Input for this task:
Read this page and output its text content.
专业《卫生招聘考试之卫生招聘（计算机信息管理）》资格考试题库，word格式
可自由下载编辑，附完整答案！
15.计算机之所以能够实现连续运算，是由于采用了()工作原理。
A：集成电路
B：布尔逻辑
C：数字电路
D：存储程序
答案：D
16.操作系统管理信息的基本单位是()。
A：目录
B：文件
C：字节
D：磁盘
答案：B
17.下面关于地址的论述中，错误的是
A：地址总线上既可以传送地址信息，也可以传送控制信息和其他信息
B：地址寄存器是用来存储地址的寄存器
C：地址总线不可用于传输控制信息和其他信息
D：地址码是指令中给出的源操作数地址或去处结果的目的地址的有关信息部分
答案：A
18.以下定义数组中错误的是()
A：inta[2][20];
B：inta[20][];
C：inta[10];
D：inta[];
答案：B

Stated task: Above are the records; copy all of them exactly.

Full response:
Read this page and output its text content.
专业《卫生招聘考试之卫生招聘（计算机信息管理）》资格考试题库，word格式
可自由下载编辑，附完整答案！
15.计算机之所以能够实现连续运算，是由于采用了()工作原理。
A：集成电路
B：布尔逻辑
C：数字电路
D：存储程序
答案：D
16.操作系统管理信息的基本单位是()。
A：目录
B：文件
C：字节
D：磁盘
答案：B
17.下面关于地址的论述中，错误的是
A：地址总线上既可以传送地址信息，也可以传送控制信息和其他信息
B：地址寄存器是用来存储地址的寄存器
C：地址总线不可用于传输控制信息和其他信息
D：地址码是指令中给出的源操作数地址或去处结果的目的地址的有关信息部分
答案：A
18.以下定义数组中错误的是()
A：inta[2][20];
B：inta[20][];
C：inta[10];
D：inta[];
答案：B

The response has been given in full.